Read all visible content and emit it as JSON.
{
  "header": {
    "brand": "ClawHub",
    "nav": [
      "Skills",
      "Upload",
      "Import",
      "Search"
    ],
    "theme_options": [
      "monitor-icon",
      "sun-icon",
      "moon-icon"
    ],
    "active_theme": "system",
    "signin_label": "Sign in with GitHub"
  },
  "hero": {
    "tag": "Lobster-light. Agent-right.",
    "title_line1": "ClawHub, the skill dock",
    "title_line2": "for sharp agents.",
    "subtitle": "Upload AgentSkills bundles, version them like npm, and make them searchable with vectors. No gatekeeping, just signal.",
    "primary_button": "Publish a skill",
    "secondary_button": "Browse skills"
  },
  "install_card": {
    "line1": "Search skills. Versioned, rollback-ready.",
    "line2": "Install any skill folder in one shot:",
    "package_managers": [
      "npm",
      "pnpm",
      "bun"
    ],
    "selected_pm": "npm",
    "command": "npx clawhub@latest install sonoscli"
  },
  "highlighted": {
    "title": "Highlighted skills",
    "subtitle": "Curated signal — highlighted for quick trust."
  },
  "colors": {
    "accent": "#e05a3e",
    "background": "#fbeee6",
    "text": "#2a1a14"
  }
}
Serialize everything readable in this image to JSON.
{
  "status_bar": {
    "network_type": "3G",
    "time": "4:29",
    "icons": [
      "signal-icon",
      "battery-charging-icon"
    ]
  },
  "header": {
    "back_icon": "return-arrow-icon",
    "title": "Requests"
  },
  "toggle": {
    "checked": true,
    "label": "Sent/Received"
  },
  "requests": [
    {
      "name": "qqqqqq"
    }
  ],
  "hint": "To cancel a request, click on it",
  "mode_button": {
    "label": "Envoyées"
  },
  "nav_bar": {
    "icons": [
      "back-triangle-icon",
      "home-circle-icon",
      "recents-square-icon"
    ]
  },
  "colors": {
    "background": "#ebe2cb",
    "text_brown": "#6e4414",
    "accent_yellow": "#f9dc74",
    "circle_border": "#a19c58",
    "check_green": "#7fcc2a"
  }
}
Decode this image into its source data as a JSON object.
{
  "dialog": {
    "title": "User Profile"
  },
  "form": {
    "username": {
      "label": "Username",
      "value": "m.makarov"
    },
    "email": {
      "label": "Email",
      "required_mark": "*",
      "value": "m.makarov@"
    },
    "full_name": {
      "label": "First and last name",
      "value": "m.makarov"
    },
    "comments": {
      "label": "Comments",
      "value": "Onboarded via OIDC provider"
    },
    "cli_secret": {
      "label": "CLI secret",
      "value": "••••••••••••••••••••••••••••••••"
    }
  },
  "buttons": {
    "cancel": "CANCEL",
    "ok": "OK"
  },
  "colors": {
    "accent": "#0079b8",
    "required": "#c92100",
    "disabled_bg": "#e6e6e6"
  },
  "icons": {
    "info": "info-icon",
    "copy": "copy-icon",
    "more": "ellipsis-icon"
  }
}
------------------------------------
Instructions for the task
Reproduce every record above exactly as it appears.

Exercise response
Read all visible content and emit it as JSON.
{
  "header": {
    "brand": "ClawHub",
    "nav": [
      "Skills",
      "Upload",
      "Import",
      "Search"
    ],
    "theme_options": [
      "monitor-icon",
      "sun-icon",
      "moon-icon"
    ],
    "active_theme": "system",
    "signin_label": "Sign in with GitHub"
  },
  "hero": {
    "tag": "Lobster-light. Agent-right.",
    "title_line1": "ClawHub, the skill dock",
    "title_line2": "for sharp agents.",
    "subtitle": "Upload AgentSkills bundles, version them like npm, and make them searchable with vectors. No gatekeeping, just signal.",
    "primary_button": "Publish a skill",
    "secondary_button": "Browse skills"
  },
  "install_card": {
    "line1": "Search skills. Versioned, rollback-ready.",
    "line2": "Install any skill folder in one shot:",
    "package_managers": [
      "npm",
      "pnpm",
      "bun"
    ],
    "selected_pm": "npm",
    "command": "npx clawhub@latest install sonoscli"
  },
  "highlighted": {
    "title": "Highlighted skills",
    "subtitle": "Curated signal — highlighted for quick trust."
  },
  "colors": {
    "accent": "#e05a3e",
    "background": "#fbeee6",
    "text": "#2a1a14"
  }
}
Serialize everything readable in this image to JSON.
{
  "status_bar": {
    "network_type": "3G",
    "time": "4:29",
    "icons": [
      "signal-icon",
      "battery-charging-icon"
    ]
  },
  "header": {
    "back_icon": "return-arrow-icon",
    "title": "Requests"
  },
  "toggle": {
    "checked": true,
    "label": "Sent/Received"
  },
  "requests": [
    {
      "name": "qqqqqq"
    }
  ],
  "hint": "To cancel a request, click on it",
  "mode_button": {
    "label": "Envoyées"
  },
  "nav_bar": {
    "icons": [
      "back-triangle-icon",
      "home-circle-icon",
      "recents-square-icon"
    ]
  },
  "colors": {
    "background": "#ebe2cb",
    "text_brown": "#6e4414",
    "accent_yellow": "#f9dc74",
    "circle_border": "#a19c58",
    "check_green": "#7fcc2a"
  }
}
Decode this image into its source data as a JSON object.
{
  "dialog": {
    "title": "User Profile"
  },
  "form": {
    "username": {
      "label": "Username",
      "value": "m.makarov"
    },
    "email": {
      "label": "Email",
      "required_mark": "*",
      "value": "m.makarov@"
    },
    "full_name": {
      "label": "First and last name",
      "value": "m.makarov"
    },
    "comments": {
      "label": "Comments",
      "value": "Onboarded via OIDC provider"
    },
    "cli_secret": {
      "label": "CLI secret",
      "value": "••••••••••••••••••••••••••••••••"
    }
  },
  "buttons": {
    "cancel": "CANCEL",
    "ok": "OK"
  },
  "colors": {
    "accent": "#0079b8",
    "required": "#c92100",
    "disabled_bg": "#e6e6e6"
  },
  "icons": {
    "info": "info-icon",
    "copy": "copy-icon",
    "more": "ellipsis-icon"
  }
}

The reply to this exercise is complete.